[Saved entries]
--

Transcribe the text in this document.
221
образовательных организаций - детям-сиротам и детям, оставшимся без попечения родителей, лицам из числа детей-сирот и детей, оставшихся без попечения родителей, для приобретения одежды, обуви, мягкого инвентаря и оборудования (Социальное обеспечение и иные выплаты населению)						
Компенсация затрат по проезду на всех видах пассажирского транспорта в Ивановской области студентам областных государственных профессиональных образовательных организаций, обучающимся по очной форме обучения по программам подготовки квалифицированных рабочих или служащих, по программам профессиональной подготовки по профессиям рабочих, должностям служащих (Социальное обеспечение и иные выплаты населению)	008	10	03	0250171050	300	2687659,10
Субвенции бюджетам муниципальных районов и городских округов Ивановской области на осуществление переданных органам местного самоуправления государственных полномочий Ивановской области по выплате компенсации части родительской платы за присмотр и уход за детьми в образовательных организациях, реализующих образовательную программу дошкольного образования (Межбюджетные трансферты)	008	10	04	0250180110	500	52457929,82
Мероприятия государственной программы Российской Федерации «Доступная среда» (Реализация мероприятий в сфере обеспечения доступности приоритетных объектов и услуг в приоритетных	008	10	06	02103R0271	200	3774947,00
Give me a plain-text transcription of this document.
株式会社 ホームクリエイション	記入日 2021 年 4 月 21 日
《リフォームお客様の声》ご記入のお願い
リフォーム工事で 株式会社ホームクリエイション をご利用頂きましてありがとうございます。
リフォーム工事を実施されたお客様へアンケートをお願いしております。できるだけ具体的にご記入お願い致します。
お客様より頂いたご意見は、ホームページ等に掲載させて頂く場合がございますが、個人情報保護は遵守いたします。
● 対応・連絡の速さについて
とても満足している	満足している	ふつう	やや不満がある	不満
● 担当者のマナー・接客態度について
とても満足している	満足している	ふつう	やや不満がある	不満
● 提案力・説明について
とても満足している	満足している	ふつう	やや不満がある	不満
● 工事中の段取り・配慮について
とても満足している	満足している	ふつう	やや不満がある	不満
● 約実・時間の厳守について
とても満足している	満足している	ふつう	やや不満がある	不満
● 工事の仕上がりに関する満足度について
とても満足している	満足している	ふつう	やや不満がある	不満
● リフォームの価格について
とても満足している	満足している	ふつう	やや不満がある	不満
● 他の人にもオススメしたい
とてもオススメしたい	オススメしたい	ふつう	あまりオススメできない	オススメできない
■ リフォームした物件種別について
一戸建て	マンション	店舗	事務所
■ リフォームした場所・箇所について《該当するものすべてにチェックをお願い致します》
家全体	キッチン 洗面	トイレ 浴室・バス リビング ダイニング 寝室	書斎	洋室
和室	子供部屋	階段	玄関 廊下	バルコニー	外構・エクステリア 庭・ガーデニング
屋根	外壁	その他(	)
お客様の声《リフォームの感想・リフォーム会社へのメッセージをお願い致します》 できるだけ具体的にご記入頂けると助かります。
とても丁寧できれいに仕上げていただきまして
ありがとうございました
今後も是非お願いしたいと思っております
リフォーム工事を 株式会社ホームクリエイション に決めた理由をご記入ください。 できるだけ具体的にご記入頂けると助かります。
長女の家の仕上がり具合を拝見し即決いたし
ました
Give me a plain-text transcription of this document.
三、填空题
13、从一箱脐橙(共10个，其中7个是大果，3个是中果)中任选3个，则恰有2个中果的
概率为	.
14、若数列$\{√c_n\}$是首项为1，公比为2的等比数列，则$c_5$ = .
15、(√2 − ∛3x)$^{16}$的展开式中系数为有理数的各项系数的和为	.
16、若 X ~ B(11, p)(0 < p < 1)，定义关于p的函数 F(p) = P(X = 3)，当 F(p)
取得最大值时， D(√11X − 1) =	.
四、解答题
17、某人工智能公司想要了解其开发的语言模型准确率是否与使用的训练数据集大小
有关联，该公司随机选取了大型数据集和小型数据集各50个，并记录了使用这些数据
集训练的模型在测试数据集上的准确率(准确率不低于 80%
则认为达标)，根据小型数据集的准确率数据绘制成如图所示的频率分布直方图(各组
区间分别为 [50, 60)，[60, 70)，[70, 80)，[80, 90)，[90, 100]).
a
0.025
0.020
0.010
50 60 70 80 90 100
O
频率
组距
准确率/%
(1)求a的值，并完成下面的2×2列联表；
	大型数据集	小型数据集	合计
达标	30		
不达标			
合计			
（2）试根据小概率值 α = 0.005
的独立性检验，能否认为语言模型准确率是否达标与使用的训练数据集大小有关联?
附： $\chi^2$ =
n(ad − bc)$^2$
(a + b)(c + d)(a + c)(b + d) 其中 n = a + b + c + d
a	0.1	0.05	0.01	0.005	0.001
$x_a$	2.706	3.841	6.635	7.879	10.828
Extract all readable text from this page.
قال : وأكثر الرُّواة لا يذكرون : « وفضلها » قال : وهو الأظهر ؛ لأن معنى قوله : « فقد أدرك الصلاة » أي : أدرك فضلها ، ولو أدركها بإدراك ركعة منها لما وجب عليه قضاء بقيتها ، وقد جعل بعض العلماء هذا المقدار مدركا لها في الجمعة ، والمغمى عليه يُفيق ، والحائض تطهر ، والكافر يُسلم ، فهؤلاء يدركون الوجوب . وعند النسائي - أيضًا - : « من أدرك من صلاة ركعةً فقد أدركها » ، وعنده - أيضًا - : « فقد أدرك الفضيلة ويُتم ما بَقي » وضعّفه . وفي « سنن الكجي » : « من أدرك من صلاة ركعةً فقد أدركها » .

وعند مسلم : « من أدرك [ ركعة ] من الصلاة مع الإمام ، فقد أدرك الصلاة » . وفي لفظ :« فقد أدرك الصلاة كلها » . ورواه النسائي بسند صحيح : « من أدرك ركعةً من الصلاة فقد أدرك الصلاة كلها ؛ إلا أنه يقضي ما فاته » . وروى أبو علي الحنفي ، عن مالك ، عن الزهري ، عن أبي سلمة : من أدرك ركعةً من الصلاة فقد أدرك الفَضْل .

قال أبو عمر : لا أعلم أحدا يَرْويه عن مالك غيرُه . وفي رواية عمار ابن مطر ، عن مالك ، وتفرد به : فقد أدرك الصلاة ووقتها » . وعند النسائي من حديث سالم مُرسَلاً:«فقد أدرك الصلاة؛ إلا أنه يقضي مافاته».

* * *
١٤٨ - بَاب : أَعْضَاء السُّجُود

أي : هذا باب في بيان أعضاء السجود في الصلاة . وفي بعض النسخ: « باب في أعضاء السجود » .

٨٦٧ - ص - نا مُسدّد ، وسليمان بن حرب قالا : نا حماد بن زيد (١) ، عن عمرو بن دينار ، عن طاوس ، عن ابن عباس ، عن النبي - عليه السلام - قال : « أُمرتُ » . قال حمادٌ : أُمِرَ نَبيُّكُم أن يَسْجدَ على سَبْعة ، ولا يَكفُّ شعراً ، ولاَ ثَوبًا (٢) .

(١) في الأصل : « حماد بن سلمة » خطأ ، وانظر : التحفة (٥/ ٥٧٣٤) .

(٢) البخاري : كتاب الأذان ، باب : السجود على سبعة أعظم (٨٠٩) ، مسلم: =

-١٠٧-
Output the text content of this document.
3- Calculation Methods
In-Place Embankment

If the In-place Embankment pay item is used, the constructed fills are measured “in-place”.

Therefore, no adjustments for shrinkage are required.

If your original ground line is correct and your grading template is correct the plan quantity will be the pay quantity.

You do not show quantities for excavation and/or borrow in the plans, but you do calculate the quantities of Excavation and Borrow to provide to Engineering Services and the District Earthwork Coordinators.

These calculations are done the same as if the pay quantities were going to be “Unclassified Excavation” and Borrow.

--

▶ TASK OBJECTIVE: Above are the records; copy all of them exactly.

▶ FINAL RESULT:
Transcribe the text in this document.
221
образовательных организаций - детям-сиротам и детям, оставшимся без попечения родителей, лицам из числа детей-сирот и детей, оставшихся без попечения родителей, для приобретения одежды, обуви, мягкого инвентаря и оборудования (Социальное обеспечение и иные выплаты населению)						
Компенсация затрат по проезду на всех видах пассажирского транспорта в Ивановской области студентам областных государственных профессиональных образовательных организаций, обучающимся по очной форме обучения по программам подготовки квалифицированных рабочих или служащих, по программам профессиональной подготовки по профессиям рабочих, должностям служащих (Социальное обеспечение и иные выплаты населению)	008	10	03	0250171050	300	2687659,10
Субвенции бюджетам муниципальных районов и городских округов Ивановской области на осуществление переданных органам местного самоуправления государственных полномочий Ивановской области по выплате компенсации части родительской платы за присмотр и уход за детьми в образовательных организациях, реализующих образовательную программу дошкольного образования (Межбюджетные трансферты)	008	10	04	0250180110	500	52457929,82
Мероприятия государственной программы Российской Федерации «Доступная среда» (Реализация мероприятий в сфере обеспечения доступности приоритетных объектов и услуг в приоритетных	008	10	06	02103R0271	200	3774947,00
Give me a plain-text transcription of this document.
株式会社 ホームクリエイション	記入日 2021 年 4 月 21 日
《リフォームお客様の声》ご記入のお願い
リフォーム工事で 株式会社ホームクリエイション をご利用頂きましてありがとうございます。
リフォーム工事を実施されたお客様へアンケートをお願いしております。できるだけ具体的にご記入お願い致します。
お客様より頂いたご意見は、ホームページ等に掲載させて頂く場合がございますが、個人情報保護は遵守いたします。
● 対応・連絡の速さについて
とても満足している	満足している	ふつう	やや不満がある	不満
● 担当者のマナー・接客態度について
とても満足している	満足している	ふつう	やや不満がある	不満
● 提案力・説明について
とても満足している	満足している	ふつう	やや不満がある	不満
● 工事中の段取り・配慮について
とても満足している	満足している	ふつう	やや不満がある	不満
● 約実・時間の厳守について
とても満足している	満足している	ふつう	やや不満がある	不満
● 工事の仕上がりに関する満足度について
とても満足している	満足している	ふつう	やや不満がある	不満
● リフォームの価格について
とても満足している	満足している	ふつう	やや不満がある	不満
● 他の人にもオススメしたい
とてもオススメしたい	オススメしたい	ふつう	あまりオススメできない	オススメできない
■ リフォームした物件種別について
一戸建て	マンション	店舗	事務所
■ リフォームした場所・箇所について《該当するものすべてにチェックをお願い致します》
家全体	キッチン 洗面	トイレ 浴室・バス リビング ダイニング 寝室	書斎	洋室
和室	子供部屋	階段	玄関 廊下	バルコニー	外構・エクステリア 庭・ガーデニング
屋根	外壁	その他(	)
お客様の声《リフォームの感想・リフォーム会社へのメッセージをお願い致します》 できるだけ具体的にご記入頂けると助かります。
とても丁寧できれいに仕上げていただきまして
ありがとうございました
今後も是非お願いしたいと思っております
リフォーム工事を 株式会社ホームクリエイション に決めた理由をご記入ください。 できるだけ具体的にご記入頂けると助かります。
長女の家の仕上がり具合を拝見し即決いたし
ました
Give me a plain-text transcription of this document.
三、填空题
13、从一箱脐橙(共10个，其中7个是大果，3个是中果)中任选3个，则恰有2个中果的
概率为	.
14、若数列$\{√c_n\}$是首项为1，公比为2的等比数列，则$c_5$ = .
15、(√2 − ∛3x)$^{16}$的展开式中系数为有理数的各项系数的和为	.
16、若 X ~ B(11, p)(0 < p < 1)，定义关于p的函数 F(p) = P(X = 3)，当 F(p)
取得最大值时， D(√11X − 1) =	.
四、解答题
17、某人工智能公司想要了解其开发的语言模型准确率是否与使用的训练数据集大小
有关联，该公司随机选取了大型数据集和小型数据集各50个，并记录了使用这些数据
集训练的模型在测试数据集上的准确率(准确率不低于 80%
则认为达标)，根据小型数据集的准确率数据绘制成如图所示的频率分布直方图(各组
区间分别为 [50, 60)，[60, 70)，[70, 80)，[80, 90)，[90, 100]).
a
0.025
0.020
0.010
50 60 70 80 90 100
O
频率
组距
准确率/%
(1)求a的值，并完成下面的2×2列联表；
	大型数据集	小型数据集	合计
达标	30		
不达标			
合计			
（2）试根据小概率值 α = 0.005
的独立性检验，能否认为语言模型准确率是否达标与使用的训练数据集大小有关联?
附： $\chi^2$ =
n(ad − bc)$^2$
(a + b)(c + d)(a + c)(b + d) 其中 n = a + b + c + d
a	0.1	0.05	0.01	0.005	0.001
$x_a$	2.706	3.841	6.635	7.879	10.828
Extract all readable text from this page.
قال : وأكثر الرُّواة لا يذكرون : « وفضلها » قال : وهو الأظهر ؛ لأن معنى قوله : « فقد أدرك الصلاة » أي : أدرك فضلها ، ولو أدركها بإدراك ركعة منها لما وجب عليه قضاء بقيتها ، وقد جعل بعض العلماء هذا المقدار مدركا لها في الجمعة ، والمغمى عليه يُفيق ، والحائض تطهر ، والكافر يُسلم ، فهؤلاء يدركون الوجوب . وعند النسائي - أيضًا - : « من أدرك من صلاة ركعةً فقد أدركها » ، وعنده - أيضًا - : « فقد أدرك الفضيلة ويُتم ما بَقي » وضعّفه . وفي « سنن الكجي » : « من أدرك من صلاة ركعةً فقد أدركها » .

وعند مسلم : « من أدرك [ ركعة ] من الصلاة مع الإمام ، فقد أدرك الصلاة » . وفي لفظ :« فقد أدرك الصلاة كلها » . ورواه النسائي بسند صحيح : « من أدرك ركعةً من الصلاة فقد أدرك الصلاة كلها ؛ إلا أنه يقضي ما فاته » . وروى أبو علي الحنفي ، عن مالك ، عن الزهري ، عن أبي سلمة : من أدرك ركعةً من الصلاة فقد أدرك الفَضْل .

قال أبو عمر : لا أعلم أحدا يَرْويه عن مالك غيرُه . وفي رواية عمار ابن مطر ، عن مالك ، وتفرد به : فقد أدرك الصلاة ووقتها » . وعند النسائي من حديث سالم مُرسَلاً:«فقد أدرك الصلاة؛ إلا أنه يقضي مافاته».

* * *
١٤٨ - بَاب : أَعْضَاء السُّجُود

أي : هذا باب في بيان أعضاء السجود في الصلاة . وفي بعض النسخ: « باب في أعضاء السجود » .

٨٦٧ - ص - نا مُسدّد ، وسليمان بن حرب قالا : نا حماد بن زيد (١) ، عن عمرو بن دينار ، عن طاوس ، عن ابن عباس ، عن النبي - عليه السلام - قال : « أُمرتُ » . قال حمادٌ : أُمِرَ نَبيُّكُم أن يَسْجدَ على سَبْعة ، ولا يَكفُّ شعراً ، ولاَ ثَوبًا (٢) .

(١) في الأصل : « حماد بن سلمة » خطأ ، وانظر : التحفة (٥/ ٥٧٣٤) .

(٢) البخاري : كتاب الأذان ، باب : السجود على سبعة أعظم (٨٠٩) ، مسلم: =

-١٠٧-
Output the text content of this document.
3- Calculation Methods
In-Place Embankment

If the In-place Embankment pay item is used, the constructed fills are measured “in-place”.

Therefore, no adjustments for shrinkage are required.

If your original ground line is correct and your grading template is correct the plan quantity will be the pay quantity.

You do not show quantities for excavation and/or borrow in the plans, but you do calculate the quantities of Excavation and Borrow to provide to Engineering Services and the District Earthwork Coordinators.

These calculations are done the same as if the pay quantities were going to be “Unclassified Excavation” and Borrow.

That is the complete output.